───── MATERIAL FOR THIS TASK ─────

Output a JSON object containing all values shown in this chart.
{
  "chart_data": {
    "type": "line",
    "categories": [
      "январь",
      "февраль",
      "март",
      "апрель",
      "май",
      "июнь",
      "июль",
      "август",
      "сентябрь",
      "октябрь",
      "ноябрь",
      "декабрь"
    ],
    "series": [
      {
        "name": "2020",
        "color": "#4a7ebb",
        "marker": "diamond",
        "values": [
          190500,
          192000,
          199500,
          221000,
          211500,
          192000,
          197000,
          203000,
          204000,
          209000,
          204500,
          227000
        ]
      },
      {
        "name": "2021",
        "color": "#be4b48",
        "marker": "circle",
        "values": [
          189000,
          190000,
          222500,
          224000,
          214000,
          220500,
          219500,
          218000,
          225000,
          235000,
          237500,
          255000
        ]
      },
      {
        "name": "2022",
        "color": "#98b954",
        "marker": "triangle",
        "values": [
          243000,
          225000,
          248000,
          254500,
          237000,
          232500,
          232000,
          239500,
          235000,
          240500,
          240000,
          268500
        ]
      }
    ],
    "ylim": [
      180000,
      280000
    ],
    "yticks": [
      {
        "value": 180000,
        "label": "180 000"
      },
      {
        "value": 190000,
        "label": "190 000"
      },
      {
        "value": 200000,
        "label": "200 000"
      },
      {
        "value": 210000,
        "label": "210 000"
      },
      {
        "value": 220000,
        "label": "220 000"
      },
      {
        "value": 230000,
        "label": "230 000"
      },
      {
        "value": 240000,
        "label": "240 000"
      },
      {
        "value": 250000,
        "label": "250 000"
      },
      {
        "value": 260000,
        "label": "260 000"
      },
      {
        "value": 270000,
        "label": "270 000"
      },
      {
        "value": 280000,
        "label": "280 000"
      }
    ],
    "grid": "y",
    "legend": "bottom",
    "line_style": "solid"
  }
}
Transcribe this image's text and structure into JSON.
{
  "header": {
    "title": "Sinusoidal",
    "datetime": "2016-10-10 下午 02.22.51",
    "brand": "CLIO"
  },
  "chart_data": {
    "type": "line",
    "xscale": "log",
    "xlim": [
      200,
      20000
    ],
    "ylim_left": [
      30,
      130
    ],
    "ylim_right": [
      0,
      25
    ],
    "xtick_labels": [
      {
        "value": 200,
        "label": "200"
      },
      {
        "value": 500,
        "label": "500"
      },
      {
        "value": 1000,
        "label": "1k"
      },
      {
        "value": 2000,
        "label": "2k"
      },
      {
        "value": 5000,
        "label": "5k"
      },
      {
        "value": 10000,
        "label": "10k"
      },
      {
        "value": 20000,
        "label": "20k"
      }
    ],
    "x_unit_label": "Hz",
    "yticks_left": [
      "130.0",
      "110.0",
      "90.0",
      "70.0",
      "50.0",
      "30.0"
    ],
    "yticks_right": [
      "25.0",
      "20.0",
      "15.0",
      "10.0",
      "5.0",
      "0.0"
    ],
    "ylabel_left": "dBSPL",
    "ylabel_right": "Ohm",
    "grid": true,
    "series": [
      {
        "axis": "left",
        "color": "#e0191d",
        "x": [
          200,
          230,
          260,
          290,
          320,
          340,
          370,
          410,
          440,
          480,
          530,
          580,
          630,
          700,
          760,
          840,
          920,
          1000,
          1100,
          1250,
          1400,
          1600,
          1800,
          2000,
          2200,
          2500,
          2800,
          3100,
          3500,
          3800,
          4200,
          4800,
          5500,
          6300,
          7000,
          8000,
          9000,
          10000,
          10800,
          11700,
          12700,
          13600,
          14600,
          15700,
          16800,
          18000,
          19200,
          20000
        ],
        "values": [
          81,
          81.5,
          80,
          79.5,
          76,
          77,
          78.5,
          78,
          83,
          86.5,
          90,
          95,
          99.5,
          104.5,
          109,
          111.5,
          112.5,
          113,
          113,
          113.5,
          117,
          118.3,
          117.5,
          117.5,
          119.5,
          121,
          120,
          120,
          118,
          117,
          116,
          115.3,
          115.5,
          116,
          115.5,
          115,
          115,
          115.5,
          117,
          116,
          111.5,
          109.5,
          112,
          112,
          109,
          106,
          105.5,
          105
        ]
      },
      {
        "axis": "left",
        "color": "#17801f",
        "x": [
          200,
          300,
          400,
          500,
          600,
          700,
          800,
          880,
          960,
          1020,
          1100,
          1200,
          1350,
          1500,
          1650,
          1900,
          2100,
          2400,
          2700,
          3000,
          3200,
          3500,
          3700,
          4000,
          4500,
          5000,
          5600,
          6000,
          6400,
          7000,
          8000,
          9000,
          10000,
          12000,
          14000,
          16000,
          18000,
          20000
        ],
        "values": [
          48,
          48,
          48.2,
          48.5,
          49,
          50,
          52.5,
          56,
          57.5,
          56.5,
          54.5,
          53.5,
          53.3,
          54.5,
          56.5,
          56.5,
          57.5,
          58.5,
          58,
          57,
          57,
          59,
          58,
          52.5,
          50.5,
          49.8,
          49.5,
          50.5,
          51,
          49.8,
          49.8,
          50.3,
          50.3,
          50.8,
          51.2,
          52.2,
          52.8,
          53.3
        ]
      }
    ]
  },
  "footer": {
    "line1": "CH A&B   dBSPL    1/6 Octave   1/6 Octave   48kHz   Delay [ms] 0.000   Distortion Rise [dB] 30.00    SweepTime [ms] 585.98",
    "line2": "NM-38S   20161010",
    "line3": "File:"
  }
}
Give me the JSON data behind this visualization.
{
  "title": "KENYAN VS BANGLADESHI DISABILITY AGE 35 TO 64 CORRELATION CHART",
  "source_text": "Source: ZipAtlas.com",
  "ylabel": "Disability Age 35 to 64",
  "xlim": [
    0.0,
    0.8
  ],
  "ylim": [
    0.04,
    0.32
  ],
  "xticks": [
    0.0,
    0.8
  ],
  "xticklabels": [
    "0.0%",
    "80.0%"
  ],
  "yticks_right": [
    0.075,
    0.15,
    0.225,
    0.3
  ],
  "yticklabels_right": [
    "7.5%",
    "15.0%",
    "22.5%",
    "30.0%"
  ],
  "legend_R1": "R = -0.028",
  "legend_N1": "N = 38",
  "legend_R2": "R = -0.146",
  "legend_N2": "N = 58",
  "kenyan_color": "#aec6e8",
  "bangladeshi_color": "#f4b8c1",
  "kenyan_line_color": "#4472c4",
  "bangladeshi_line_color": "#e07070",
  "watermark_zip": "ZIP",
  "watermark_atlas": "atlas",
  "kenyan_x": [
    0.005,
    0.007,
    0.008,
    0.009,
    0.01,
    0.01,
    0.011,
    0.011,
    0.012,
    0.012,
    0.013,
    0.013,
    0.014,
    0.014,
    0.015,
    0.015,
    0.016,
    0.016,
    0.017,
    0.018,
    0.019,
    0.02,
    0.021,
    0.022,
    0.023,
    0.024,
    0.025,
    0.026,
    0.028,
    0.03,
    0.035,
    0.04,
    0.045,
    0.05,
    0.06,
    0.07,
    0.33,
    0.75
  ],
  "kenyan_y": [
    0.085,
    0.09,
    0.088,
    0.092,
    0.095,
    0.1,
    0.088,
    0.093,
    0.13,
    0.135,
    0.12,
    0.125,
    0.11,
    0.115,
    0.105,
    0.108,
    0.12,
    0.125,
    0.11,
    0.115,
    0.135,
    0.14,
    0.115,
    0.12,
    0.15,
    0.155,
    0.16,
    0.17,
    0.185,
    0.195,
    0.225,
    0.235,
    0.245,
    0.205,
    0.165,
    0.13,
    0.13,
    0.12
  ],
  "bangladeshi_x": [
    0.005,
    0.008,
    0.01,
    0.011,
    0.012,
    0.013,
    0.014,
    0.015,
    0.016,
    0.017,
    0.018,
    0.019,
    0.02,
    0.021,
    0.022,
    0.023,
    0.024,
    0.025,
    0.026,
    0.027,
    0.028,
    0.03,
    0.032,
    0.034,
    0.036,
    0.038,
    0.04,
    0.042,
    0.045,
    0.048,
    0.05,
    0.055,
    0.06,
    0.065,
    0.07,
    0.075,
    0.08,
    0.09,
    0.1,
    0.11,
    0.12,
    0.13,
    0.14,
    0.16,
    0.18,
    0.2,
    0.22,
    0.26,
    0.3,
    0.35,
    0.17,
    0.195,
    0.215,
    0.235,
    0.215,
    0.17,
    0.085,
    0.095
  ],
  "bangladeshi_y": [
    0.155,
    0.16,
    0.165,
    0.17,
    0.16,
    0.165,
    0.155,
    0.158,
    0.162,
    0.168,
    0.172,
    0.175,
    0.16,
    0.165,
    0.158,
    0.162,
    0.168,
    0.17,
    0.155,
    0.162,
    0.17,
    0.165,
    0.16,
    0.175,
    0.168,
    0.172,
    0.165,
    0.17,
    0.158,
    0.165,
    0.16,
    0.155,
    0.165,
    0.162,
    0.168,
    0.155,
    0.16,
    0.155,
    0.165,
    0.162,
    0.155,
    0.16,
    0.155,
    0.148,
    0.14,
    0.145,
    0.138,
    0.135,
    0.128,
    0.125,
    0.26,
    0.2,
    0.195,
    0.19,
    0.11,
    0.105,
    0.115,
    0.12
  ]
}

─────

→ **PROBLEM DETAILS**
Note every line above where the string "dBSPL" shows up, and copy those lines.

→ **EXERCISE RESULT**
    "ylabel_left": "dBSPL",
    "line1": "CH A&B   dBSPL    1/6 Octave   1/6 Octave   48kHz   Delay [ms] 0.000   Distortion Rise [dB] 30.00    SweepTime [ms] 585.98",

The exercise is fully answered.